Miroslav Čopjak

Personal information
- Date of birth: 14 September 1963
- Place of birth: Klatovy, Czechoslovakia
- Date of death: 20 December 2021 (aged 58)

Managerial career
- Years: Team
- 2003: Świt Nowy Dwór Mazowiecki
- 2005–2006: Odra Opole
- 2007: FK Třinec
- 2008: Zagłębie Sosnowiec
- 2009: Naprzod Zawada
- 2009: ŁKS Łaka
- 2009–2010: Ruch Wysokie Mazowieckie
- 2010: Resovia
- 2010–2011: Odra Wodzisław
- 2011: Bodva Moldava nad Bodvou
- 2012–2013: SK Dětmarovice
- 2013–2015: Lokomotiva Petrovice
- 2015–2016: Nadwiślan Góra
- 2021: Piast Cieszyn

= Miroslav Čopjak =

Czech football manager (1963–2021)

Miroslav Čopjak (14 September 1963 – 20 December 2021) was a Czech football manager.

==Managerial career==
During his managerial career, he managed the following clubs: Lukullus Świt Nowy Dwór Mazowiecki, Odra Opole, FK Třinec, Zagłębie Sosnowiec, Naprzód Zawada, Ruch Wysokie Mazowieckie, Resovia, Odra Wodzisław Śląski, Bodva Moldava nad Bodvou, SK Dětmarovice, Lokomotiva Petrovice, Nadwiślan Góra and Piast Cieszyn.

Extracted records:
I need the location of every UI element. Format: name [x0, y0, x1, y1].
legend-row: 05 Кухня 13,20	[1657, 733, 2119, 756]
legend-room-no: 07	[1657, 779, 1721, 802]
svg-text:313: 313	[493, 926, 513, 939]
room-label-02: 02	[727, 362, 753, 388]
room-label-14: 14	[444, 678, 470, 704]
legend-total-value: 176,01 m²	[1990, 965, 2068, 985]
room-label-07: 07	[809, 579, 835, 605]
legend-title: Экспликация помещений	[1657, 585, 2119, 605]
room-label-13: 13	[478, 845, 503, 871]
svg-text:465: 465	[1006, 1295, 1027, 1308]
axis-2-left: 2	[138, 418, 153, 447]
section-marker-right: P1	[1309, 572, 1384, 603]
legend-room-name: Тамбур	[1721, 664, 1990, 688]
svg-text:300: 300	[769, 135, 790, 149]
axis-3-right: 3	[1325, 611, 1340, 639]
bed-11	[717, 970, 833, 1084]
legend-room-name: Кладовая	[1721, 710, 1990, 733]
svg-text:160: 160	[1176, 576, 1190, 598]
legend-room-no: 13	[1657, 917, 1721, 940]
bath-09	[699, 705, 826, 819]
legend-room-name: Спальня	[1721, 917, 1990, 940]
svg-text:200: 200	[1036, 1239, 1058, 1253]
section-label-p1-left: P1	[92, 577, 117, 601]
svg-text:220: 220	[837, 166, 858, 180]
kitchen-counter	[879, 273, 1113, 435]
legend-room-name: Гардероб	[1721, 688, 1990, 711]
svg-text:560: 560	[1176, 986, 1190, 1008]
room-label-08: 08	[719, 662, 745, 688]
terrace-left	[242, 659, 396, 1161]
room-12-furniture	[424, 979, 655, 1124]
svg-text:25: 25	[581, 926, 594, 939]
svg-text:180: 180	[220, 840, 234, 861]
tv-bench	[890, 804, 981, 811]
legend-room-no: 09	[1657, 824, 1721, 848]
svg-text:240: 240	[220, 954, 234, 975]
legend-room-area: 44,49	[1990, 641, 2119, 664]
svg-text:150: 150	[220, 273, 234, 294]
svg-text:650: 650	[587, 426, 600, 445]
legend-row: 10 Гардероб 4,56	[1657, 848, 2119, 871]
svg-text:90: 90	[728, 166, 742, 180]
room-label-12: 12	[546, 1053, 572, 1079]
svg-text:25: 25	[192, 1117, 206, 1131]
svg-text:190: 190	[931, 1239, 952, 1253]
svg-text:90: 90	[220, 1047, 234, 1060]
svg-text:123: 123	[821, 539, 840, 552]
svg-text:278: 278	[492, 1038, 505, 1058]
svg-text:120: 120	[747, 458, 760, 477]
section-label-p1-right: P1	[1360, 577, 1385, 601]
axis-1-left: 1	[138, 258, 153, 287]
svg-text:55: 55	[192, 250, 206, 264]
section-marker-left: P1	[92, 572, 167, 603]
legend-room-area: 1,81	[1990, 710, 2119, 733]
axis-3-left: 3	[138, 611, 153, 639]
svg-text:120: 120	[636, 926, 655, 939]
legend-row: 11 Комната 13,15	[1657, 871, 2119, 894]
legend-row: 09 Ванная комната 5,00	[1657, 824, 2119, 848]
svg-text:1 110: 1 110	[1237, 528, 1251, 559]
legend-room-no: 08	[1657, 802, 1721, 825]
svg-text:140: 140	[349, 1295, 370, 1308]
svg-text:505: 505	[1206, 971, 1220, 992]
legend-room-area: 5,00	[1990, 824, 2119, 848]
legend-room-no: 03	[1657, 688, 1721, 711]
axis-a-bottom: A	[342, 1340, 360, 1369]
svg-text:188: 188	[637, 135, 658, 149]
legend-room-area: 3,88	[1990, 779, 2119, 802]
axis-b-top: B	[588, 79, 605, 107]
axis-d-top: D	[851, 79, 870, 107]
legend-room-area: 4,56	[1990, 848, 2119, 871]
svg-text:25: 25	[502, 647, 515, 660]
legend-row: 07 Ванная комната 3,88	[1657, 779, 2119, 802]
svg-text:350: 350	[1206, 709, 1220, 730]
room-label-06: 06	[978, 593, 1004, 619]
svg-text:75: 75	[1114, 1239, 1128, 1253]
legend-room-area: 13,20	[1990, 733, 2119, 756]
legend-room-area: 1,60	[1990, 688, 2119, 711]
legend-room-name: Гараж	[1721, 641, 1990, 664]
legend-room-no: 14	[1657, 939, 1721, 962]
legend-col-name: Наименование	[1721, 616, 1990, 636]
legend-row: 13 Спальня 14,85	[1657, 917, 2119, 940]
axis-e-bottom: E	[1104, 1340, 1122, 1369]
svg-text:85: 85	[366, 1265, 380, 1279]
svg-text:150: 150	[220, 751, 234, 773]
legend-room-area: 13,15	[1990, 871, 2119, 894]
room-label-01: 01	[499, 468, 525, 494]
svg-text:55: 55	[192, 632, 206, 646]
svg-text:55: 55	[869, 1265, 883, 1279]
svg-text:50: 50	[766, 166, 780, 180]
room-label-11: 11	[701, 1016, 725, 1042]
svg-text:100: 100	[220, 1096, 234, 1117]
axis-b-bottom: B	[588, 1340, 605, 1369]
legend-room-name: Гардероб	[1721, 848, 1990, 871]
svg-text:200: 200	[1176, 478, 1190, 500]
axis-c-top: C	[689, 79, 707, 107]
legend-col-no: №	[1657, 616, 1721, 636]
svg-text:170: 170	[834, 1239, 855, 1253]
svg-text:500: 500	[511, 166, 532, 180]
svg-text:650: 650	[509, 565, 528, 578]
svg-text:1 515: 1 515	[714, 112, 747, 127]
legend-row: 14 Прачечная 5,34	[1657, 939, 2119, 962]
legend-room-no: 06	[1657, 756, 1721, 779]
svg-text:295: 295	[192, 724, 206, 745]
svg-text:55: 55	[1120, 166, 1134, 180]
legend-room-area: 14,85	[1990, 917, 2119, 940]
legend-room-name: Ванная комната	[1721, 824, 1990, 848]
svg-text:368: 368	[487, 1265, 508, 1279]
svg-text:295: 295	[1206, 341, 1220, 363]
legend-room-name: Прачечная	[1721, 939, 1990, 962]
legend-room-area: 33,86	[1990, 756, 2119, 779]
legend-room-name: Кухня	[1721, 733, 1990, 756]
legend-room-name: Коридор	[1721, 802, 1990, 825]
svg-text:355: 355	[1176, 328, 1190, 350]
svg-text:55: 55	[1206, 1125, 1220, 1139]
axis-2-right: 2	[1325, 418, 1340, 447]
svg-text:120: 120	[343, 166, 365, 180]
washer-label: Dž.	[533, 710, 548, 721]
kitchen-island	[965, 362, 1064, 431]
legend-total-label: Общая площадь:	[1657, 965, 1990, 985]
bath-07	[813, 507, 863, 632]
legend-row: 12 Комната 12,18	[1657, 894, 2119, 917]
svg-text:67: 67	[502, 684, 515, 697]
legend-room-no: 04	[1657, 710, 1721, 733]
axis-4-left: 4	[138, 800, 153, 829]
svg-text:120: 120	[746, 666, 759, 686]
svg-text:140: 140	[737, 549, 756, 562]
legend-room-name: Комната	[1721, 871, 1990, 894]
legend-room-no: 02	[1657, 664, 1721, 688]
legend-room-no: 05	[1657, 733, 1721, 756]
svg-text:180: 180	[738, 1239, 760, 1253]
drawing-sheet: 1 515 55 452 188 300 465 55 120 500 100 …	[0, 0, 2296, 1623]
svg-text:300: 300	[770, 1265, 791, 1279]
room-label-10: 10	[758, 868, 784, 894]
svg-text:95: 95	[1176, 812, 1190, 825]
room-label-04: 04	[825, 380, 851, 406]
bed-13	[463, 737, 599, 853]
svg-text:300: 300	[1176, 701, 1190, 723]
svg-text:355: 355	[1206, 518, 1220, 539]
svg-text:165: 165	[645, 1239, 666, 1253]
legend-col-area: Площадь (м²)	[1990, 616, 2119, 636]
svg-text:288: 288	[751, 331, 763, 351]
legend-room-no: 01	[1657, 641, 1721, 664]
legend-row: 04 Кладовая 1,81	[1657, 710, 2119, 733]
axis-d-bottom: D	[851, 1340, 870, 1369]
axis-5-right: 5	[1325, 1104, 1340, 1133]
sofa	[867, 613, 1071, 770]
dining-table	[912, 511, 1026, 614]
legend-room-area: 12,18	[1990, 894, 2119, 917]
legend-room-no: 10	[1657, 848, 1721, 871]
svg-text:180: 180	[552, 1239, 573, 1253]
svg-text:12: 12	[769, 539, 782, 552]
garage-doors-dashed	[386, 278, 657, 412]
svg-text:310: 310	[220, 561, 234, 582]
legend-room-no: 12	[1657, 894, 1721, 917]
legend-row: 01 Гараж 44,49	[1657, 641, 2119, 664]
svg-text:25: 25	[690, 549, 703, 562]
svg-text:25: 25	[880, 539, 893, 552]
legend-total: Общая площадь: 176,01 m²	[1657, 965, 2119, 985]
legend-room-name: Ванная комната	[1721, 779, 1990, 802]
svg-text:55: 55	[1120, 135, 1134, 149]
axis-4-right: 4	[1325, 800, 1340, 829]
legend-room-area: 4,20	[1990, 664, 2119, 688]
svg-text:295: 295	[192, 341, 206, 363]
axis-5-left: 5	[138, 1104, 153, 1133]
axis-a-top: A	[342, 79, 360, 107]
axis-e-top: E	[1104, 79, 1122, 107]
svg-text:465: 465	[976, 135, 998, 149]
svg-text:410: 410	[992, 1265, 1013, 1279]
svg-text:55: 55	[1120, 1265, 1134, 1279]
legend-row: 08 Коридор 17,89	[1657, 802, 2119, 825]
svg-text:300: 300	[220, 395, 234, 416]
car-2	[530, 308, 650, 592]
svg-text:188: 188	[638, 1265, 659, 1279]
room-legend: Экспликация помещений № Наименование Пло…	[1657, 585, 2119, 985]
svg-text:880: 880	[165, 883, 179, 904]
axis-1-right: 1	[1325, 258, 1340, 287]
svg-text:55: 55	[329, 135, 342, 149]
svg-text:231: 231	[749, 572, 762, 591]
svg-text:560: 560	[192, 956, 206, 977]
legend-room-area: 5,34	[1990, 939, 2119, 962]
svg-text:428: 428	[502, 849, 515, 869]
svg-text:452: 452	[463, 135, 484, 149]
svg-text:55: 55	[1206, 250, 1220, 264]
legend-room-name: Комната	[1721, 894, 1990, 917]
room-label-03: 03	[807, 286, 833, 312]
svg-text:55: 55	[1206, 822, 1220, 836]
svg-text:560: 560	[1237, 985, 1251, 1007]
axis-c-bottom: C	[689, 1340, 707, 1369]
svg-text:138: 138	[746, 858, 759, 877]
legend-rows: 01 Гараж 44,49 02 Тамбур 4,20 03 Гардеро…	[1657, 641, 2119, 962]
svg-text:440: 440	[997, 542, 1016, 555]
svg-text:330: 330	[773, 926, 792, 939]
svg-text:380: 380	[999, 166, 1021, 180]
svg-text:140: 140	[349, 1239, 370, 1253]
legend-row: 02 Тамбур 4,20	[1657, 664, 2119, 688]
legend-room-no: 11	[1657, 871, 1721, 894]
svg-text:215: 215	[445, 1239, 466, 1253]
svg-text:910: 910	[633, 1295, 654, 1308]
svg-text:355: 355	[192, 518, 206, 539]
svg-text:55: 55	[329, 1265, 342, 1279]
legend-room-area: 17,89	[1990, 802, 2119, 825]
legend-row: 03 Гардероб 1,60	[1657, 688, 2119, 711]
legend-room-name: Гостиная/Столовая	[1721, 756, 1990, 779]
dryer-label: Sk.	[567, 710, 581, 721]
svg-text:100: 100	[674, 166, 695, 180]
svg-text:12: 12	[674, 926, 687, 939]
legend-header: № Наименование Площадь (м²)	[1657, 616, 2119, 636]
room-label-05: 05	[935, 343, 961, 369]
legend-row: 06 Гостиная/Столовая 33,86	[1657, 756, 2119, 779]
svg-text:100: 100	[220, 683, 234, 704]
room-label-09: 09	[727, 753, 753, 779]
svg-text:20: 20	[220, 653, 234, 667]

• [Questions on the material]
• 1. Can you output the stretch of the Miroslav Čopjak article from "Miroslav Čopjak (14" through "and Piast Cieszyn.", word for word?
• 2. How would the Miroslav Čopjak article go on? Write its next part, starting right after its last sentence.

• [Answers to this exercise]
• 1.
Miroslav Čopjak (14 September 1963 – 20 December 2021) was a Czech football manager.

==Managerial career==
During his managerial career, he managed the following clubs: Lukullus Świt Nowy Dwór Mazowiecki, Odra Opole, FK Třinec, Zagłębie Sosnowiec, Naprzód Zawada, Ruch Wysokie Mazowieckie, Resovia, Odra Wodzisław Śląski, Bodva Moldava nad Bodvou, SK Dětmarovice, Lokomotiva Petrovice, Nadwiślan Góra and Piast Cieszyn.

• 2.
On 16 May 2003, he became the coach of Lukullus Świt Nowy Dwór Mazowiecki, with whom, for the first time in the history of the club, he was promoted to the Ekstraklasa through play-offs against Szczakowianka Jaworzno. He stayed there until 2 November 2003, as he was dismissed after 10 games by club officials due to poor performance. On 26 May 2005, he was appointed coach of the Odra Opole with which in the 2005–06 season he took second place in the third group of the third league and then he was promoted to the second league after the play-offs against Radomiak Radom. He was released from Odra Opole on 19 November 2006, after poor results in the autumn round.

From July 2021 until his death in December 2021, he was a manager of Piast Cieszyn in the Polish regional league.

== Death ==
He died on 20 December 2021 at the age of 58. On 23 December 2021, he was buried at the cemetery in Karviná, Czech Republic.